What the exercise asks |
Reproduce all the entries exactly.
start Given data
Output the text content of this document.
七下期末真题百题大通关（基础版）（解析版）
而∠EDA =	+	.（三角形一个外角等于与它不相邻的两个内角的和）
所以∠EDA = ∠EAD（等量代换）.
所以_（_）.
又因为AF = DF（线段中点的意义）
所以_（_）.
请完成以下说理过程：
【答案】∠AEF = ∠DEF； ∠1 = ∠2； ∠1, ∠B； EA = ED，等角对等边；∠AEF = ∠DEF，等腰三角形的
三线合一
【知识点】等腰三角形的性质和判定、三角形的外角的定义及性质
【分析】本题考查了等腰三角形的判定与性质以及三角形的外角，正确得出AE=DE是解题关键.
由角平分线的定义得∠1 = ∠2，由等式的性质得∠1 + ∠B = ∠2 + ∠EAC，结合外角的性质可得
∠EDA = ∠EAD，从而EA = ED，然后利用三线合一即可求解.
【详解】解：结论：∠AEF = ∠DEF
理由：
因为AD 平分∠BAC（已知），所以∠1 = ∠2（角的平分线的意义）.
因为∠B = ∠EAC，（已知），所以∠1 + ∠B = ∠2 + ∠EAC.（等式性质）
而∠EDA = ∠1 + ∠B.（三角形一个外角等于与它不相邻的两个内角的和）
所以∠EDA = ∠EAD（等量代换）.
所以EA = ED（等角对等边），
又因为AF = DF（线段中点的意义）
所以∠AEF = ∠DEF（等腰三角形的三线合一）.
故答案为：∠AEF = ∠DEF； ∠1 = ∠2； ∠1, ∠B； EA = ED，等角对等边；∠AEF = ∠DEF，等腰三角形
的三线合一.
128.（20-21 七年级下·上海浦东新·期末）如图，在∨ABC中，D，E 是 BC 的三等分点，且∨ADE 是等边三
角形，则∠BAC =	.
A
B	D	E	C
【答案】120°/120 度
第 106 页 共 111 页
end Given data
Written reply |
Output the text content of this document.
七下期末真题百题大通关（基础版）（解析版）
而∠EDA =	+	.（三角形一个外角等于与它不相邻的两个内角的和）
所以∠EDA = ∠EAD（等量代换）.
所以_（_）.
又因为AF = DF（线段中点的意义）
所以_（_）.
请完成以下说理过程：
【答案】∠AEF = ∠DEF； ∠1 = ∠2； ∠1, ∠B； EA = ED，等角对等边；∠AEF = ∠DEF，等腰三角形的
三线合一
【知识点】等腰三角形的性质和判定、三角形的外角的定义及性质
【分析】本题考查了等腰三角形的判定与性质以及三角形的外角，正确得出AE=DE是解题关键.
由角平分线的定义得∠1 = ∠2，由等式的性质得∠1 + ∠B = ∠2 + ∠EAC，结合外角的性质可得
∠EDA = ∠EAD，从而EA = ED，然后利用三线合一即可求解.
【详解】解：结论：∠AEF = ∠DEF
理由：
因为AD 平分∠BAC（已知），所以∠1 = ∠2（角的平分线的意义）.
因为∠B = ∠EAC，（已知），所以∠1 + ∠B = ∠2 + ∠EAC.（等式性质）
而∠EDA = ∠1 + ∠B.（三角形一个外角等于与它不相邻的两个内角的和）
所以∠EDA = ∠EAD（等量代换）.
所以EA = ED（等角对等边），
又因为AF = DF（线段中点的意义）
所以∠AEF = ∠DEF（等腰三角形的三线合一）.
故答案为：∠AEF = ∠DEF； ∠1 = ∠2； ∠1, ∠B； EA = ED，等角对等边；∠AEF = ∠DEF，等腰三角形
的三线合一.
128.（20-21 七年级下·上海浦东新·期末）如图，在∨ABC中，D，E 是 BC 的三等分点，且∨ADE 是等边三
角形，则∠BAC =	.
A
B	D	E	C
【答案】120°/120 度
第 106 页 共 111 页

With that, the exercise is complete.